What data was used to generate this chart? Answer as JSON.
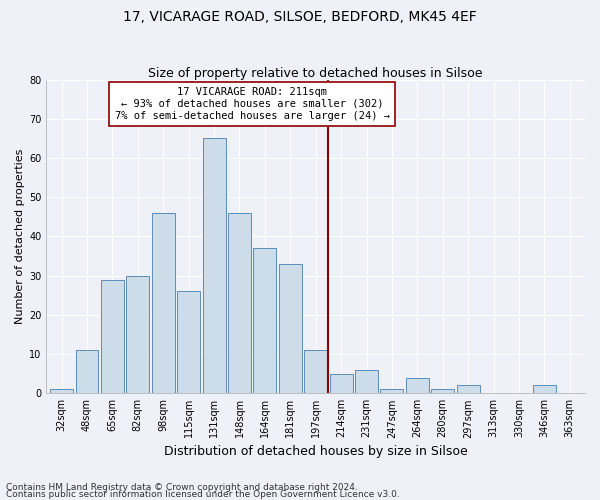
{
  "title": "17, VICARAGE ROAD, SILSOE, BEDFORD, MK45 4EF",
  "subtitle": "Size of property relative to detached houses in Silsoe",
  "xlabel": "Distribution of detached houses by size in Silsoe",
  "ylabel": "Number of detached properties",
  "categories": [
    "32sqm",
    "48sqm",
    "65sqm",
    "82sqm",
    "98sqm",
    "115sqm",
    "131sqm",
    "148sqm",
    "164sqm",
    "181sqm",
    "197sqm",
    "214sqm",
    "231sqm",
    "247sqm",
    "264sqm",
    "280sqm",
    "297sqm",
    "313sqm",
    "330sqm",
    "346sqm",
    "363sqm"
  ],
  "values": [
    1,
    11,
    29,
    30,
    46,
    26,
    65,
    46,
    37,
    33,
    11,
    5,
    6,
    1,
    4,
    1,
    2,
    0,
    0,
    2,
    0
  ],
  "bar_color": "#ccdce8",
  "bar_edgecolor": "#5b8db8",
  "vline_color": "#8b0000",
  "annotation_text": "17 VICARAGE ROAD: 211sqm\n← 93% of detached houses are smaller (302)\n7% of semi-detached houses are larger (24) →",
  "annotation_box_color": "#ffffff",
  "annotation_box_edgecolor": "#8b0000",
  "ylim": [
    0,
    80
  ],
  "yticks": [
    0,
    10,
    20,
    30,
    40,
    50,
    60,
    70,
    80
  ],
  "footer1": "Contains HM Land Registry data © Crown copyright and database right 2024.",
  "footer2": "Contains public sector information licensed under the Open Government Licence v3.0.",
  "background_color": "#eef2f8",
  "grid_color": "#ffffff",
  "title_fontsize": 10,
  "subtitle_fontsize": 9,
  "xlabel_fontsize": 9,
  "ylabel_fontsize": 8,
  "tick_fontsize": 7,
  "footer_fontsize": 6.5
}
· · · · ·
### Requirement
Find how many lines include the string "houses" and report that number alone.

### Output for this task
3